___ EXERCISE DATA ___

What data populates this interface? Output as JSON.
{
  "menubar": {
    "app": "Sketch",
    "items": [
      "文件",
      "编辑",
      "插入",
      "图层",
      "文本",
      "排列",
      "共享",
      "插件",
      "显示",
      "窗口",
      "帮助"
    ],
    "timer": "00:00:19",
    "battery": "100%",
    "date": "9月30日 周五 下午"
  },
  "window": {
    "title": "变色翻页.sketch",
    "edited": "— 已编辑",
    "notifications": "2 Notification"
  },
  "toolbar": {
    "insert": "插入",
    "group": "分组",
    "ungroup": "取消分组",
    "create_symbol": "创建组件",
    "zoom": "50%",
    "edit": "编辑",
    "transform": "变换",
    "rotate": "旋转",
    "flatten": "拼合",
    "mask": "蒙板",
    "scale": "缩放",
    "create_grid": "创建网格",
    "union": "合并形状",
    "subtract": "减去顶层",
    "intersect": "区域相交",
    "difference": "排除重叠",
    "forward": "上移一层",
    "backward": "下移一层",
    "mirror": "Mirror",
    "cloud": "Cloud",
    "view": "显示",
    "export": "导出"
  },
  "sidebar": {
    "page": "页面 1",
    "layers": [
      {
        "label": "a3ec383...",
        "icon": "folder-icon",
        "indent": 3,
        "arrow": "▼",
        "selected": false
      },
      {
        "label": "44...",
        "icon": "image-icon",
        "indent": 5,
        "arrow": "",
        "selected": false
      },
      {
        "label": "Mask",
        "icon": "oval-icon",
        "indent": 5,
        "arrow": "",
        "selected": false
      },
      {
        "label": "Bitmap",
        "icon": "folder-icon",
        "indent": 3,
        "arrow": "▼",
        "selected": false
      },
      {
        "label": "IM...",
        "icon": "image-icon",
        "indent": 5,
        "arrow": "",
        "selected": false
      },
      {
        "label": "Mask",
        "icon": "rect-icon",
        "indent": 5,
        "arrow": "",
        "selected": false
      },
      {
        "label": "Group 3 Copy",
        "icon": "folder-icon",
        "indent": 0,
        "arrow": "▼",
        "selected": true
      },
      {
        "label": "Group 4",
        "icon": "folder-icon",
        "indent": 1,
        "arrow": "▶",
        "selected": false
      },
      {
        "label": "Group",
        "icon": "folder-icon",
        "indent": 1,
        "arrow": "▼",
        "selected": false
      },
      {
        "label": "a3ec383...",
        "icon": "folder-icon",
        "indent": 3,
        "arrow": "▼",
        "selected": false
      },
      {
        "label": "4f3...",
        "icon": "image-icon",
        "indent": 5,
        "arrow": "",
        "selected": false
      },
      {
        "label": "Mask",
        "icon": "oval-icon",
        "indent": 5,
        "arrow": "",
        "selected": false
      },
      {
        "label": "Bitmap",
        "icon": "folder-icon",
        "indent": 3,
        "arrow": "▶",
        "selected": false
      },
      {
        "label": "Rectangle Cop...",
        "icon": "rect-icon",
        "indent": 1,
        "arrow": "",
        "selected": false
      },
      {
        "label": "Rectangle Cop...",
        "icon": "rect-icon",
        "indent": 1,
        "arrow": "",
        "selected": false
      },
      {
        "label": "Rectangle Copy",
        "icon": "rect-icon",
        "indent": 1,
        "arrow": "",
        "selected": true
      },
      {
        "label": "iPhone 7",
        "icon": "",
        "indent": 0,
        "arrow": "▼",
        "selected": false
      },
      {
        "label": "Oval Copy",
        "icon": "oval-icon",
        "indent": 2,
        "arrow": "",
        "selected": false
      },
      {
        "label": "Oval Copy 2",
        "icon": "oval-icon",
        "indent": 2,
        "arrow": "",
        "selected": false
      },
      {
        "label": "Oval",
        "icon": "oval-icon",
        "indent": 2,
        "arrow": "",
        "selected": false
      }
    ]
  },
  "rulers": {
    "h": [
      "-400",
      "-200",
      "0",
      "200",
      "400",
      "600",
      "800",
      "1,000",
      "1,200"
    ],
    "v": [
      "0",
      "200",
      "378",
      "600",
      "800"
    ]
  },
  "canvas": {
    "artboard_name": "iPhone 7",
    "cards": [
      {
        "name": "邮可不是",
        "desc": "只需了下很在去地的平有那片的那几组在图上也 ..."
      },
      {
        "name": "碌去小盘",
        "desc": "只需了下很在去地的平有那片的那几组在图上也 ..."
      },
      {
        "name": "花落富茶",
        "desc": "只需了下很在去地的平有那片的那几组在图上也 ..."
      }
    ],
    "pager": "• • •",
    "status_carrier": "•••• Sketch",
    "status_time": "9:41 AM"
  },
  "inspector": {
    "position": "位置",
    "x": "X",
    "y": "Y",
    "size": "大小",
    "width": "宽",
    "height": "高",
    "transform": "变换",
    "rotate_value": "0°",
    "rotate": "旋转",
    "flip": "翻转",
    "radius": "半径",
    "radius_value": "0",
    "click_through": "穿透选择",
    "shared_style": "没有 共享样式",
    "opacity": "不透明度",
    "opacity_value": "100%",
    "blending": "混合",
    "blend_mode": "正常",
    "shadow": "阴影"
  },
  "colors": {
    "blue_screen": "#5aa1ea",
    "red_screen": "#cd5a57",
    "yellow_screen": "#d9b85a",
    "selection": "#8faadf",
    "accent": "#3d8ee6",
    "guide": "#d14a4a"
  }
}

___

• **TASK INSTRUCTIONS**
Restate the listing above word for word.

• **RESPONSE FOR THIS EXERCISE**
What data populates this interface? Output as JSON.
{
  "menubar": {
    "app": "Sketch",
    "items": [
      "文件",
      "编辑",
      "插入",
      "图层",
      "文本",
      "排列",
      "共享",
      "插件",
      "显示",
      "窗口",
      "帮助"
    ],
    "timer": "00:00:19",
    "battery": "100%",
    "date": "9月30日 周五 下午"
  },
  "window": {
    "title": "变色翻页.sketch",
    "edited": "— 已编辑",
    "notifications": "2 Notification"
  },
  "toolbar": {
    "insert": "插入",
    "group": "分组",
    "ungroup": "取消分组",
    "create_symbol": "创建组件",
    "zoom": "50%",
    "edit": "编辑",
    "transform": "变换",
    "rotate": "旋转",
    "flatten": "拼合",
    "mask": "蒙板",
    "scale": "缩放",
    "create_grid": "创建网格",
    "union": "合并形状",
    "subtract": "减去顶层",
    "intersect": "区域相交",
    "difference": "排除重叠",
    "forward": "上移一层",
    "backward": "下移一层",
    "mirror": "Mirror",
    "cloud": "Cloud",
    "view": "显示",
    "export": "导出"
  },
  "sidebar": {
    "page": "页面 1",
    "layers": [
      {
        "label": "a3ec383...",
        "icon": "folder-icon",
        "indent": 3,
        "arrow": "▼",
        "selected": false
      },
      {
        "label": "44...",
        "icon": "image-icon",
        "indent": 5,
        "arrow": "",
        "selected": false
      },
      {
        "label": "Mask",
        "icon": "oval-icon",
        "indent": 5,
        "arrow": "",
        "selected": false
      },
      {
        "label": "Bitmap",
        "icon": "folder-icon",
        "indent": 3,
        "arrow": "▼",
        "selected": false
      },
      {
        "label": "IM...",
        "icon": "image-icon",
        "indent": 5,
        "arrow": "",
        "selected": false
      },
      {
        "label": "Mask",
        "icon": "rect-icon",
        "indent": 5,
        "arrow": "",
        "selected": false
      },
      {
        "label": "Group 3 Copy",
        "icon": "folder-icon",
        "indent": 0,
        "arrow": "▼",
        "selected": true
      },
      {
        "label": "Group 4",
        "icon": "folder-icon",
        "indent": 1,
        "arrow": "▶",
        "selected": false
      },
      {
        "label": "Group",
        "icon": "folder-icon",
        "indent": 1,
        "arrow": "▼",
        "selected": false
      },
      {
        "label": "a3ec383...",
        "icon": "folder-icon",
        "indent": 3,
        "arrow": "▼",
        "selected": false
      },
      {
        "label": "4f3...",
        "icon": "image-icon",
        "indent": 5,
        "arrow": "",
        "selected": false
      },
      {
        "label": "Mask",
        "icon": "oval-icon",
        "indent": 5,
        "arrow": "",
        "selected": false
      },
      {
        "label": "Bitmap",
        "icon": "folder-icon",
        "indent": 3,
        "arrow": "▶",
        "selected": false
      },
      {
        "label": "Rectangle Cop...",
        "icon": "rect-icon",
        "indent": 1,
        "arrow": "",
        "selected": false
      },
      {
        "label": "Rectangle Cop...",
        "icon": "rect-icon",
        "indent": 1,
        "arrow": "",
        "selected": false
      },
      {
        "label": "Rectangle Copy",
        "icon": "rect-icon",
        "indent": 1,
        "arrow": "",
        "selected": true
      },
      {
        "label": "iPhone 7",
        "icon": "",
        "indent": 0,
        "arrow": "▼",
        "selected": false
      },
      {
        "label": "Oval Copy",
        "icon": "oval-icon",
        "indent": 2,
        "arrow": "",
        "selected": false
      },
      {
        "label": "Oval Copy 2",
        "icon": "oval-icon",
        "indent": 2,
        "arrow": "",
        "selected": false
      },
      {
        "label": "Oval",
        "icon": "oval-icon",
        "indent": 2,
        "arrow": "",
        "selected": false
      }
    ]
  },
  "rulers": {
    "h": [
      "-400",
      "-200",
      "0",
      "200",
      "400",
      "600",
      "800",
      "1,000",
      "1,200"
    ],
    "v": [
      "0",
      "200",
      "378",
      "600",
      "800"
    ]
  },
  "canvas": {
    "artboard_name": "iPhone 7",
    "cards": [
      {
        "name": "邮可不是",
        "desc": "只需了下很在去地的平有那片的那几组在图上也 ..."
      },
      {
        "name": "碌去小盘",
        "desc": "只需了下很在去地的平有那片的那几组在图上也 ..."
      },
      {
        "name": "花落富茶",
        "desc": "只需了下很在去地的平有那片的那几组在图上也 ..."
      }
    ],
    "pager": "• • •",
    "status_carrier": "•••• Sketch",
    "status_time": "9:41 AM"
  },
  "inspector": {
    "position": "位置",
    "x": "X",
    "y": "Y",
    "size": "大小",
    "width": "宽",
    "height": "高",
    "transform": "变换",
    "rotate_value": "0°",
    "rotate": "旋转",
    "flip": "翻转",
    "radius": "半径",
    "radius_value": "0",
    "click_through": "穿透选择",
    "shared_style": "没有 共享样式",
    "opacity": "不透明度",
    "opacity_value": "100%",
    "blending": "混合",
    "blend_mode": "正常",
    "shadow": "阴影"
  },
  "colors": {
    "blue_screen": "#5aa1ea",
    "red_screen": "#cd5a57",
    "yellow_screen": "#d9b85a",
    "selection": "#8faadf",
    "accent": "#3d8ee6",
    "guide": "#d14a4a"
  }
}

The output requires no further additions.